***** Provided text *****

Expanding the role of non-player game characters

 
Nvidia has announced ACE for Games, which gives game character the gift of (intelligent) gab. (Source: Nvidia and Convai)

Nvidia has announced ACE for Games, which infuses NPCs with intelligence, to allow AI-powered natural language interactions that are customized and is appropriately reflective of the game. ACE for Games includes three AI foundation models, which can be used in any combination, depending on the user’s needs. The AI model foundry service was unveiled at Computex 2023 and will be available in early access.

Nvidia’s generative AI technology has changed the landscape across a number of industries, and at the recent Computex 2023, Nvidia detailed how it will deliver brand-new experiences for video games. In March, Nvidia announced its Omniverse Avatar Cloud Engine (ACE) for building and customizing avatars for use in customer service and virtual assistance applications, for example. The company has expanded that tech and is now offering ACE for Games for adding intelligence to NPCs and giving them the ability to speak through AI natural language interactions.

With ACE for Games, developers can create customized speech, conversation, and animation AI models for their games. Middleware and tool vendors can likewise do so within their software. Such capability is a sea change from current NPC interactions containing a scripted response (or two). Instead, in this new era of generative AI and powerful large language models, there’s an opportunity for these character interactions to be much more natural and engaging.

Similar to ACE itself, ACE for Games is based on three core AI foundation module components that developers can use in part or in total. They can be deployed across the cloud as well as the PC. 

  • Riva—For automatic speech recognition and text-to-speech conversation to enable live speech conversation.
  • Audio2Face—For instantly generating expressive facial animation of a game character to match the speech.
  • NeMo—For building, customizing, and deploying language models.

In a nutshell, the process works like this: When a player character approaches and speaks to a non-player character, the speech is converted into text by Riva, and then it’s fed into Nemo to generate an intelligent natural language response. Riva then converts the response back into speech, and that speech is used to properly animate the NPC’s face.

According to Nvidia, the models can be customized for each game to reflect game lore and character backstories, for instance. To protect against unsafe conversations, there’s NeMo Guardrails, open-source software that helps ensure that smart applications powered by LLMs are accurate, secure, on topic, and appropriate. The Riva speech model also can be customized to match a character’s voice. These processes are then optimized for the performance and latency required for today’s gaming.

*****

What is being asked » According to the text on ACE for Games, what is the purpose of the Audio2Face component? The items that follow have nothing to do with the text on ACE for Games.

***** Information supplied *****

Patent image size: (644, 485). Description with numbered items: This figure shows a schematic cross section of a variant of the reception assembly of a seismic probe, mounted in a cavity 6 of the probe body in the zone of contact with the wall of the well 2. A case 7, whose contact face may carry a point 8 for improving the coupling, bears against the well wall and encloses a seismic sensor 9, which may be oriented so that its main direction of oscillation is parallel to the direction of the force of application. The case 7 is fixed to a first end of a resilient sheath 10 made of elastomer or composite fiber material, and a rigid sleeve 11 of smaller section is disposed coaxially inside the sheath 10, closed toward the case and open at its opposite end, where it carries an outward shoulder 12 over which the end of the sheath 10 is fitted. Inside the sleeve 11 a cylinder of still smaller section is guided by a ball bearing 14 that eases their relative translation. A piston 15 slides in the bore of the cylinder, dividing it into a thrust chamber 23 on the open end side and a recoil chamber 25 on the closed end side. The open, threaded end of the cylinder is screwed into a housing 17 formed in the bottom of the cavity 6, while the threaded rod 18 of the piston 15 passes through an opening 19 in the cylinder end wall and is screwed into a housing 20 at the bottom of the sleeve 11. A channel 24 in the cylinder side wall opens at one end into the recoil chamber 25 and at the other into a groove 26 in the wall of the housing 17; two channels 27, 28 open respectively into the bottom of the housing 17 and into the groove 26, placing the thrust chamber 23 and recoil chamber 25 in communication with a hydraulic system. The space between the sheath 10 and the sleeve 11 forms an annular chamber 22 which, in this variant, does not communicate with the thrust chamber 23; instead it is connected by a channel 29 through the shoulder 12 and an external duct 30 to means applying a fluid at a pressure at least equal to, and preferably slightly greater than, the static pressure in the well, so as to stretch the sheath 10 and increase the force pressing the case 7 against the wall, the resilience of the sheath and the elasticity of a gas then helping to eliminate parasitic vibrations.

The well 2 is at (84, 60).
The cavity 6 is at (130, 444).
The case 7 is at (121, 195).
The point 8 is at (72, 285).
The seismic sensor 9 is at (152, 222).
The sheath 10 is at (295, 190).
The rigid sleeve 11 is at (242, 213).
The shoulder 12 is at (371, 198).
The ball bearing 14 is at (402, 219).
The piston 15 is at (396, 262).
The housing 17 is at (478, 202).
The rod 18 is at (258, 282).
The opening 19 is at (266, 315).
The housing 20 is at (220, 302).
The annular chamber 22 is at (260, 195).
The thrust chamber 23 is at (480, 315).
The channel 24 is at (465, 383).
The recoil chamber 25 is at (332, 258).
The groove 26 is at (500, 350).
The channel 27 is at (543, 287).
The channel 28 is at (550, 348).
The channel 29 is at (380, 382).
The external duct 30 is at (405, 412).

*****

Your solution » Audio2Face instantly generates expressive facial animation of a game character to match the speech.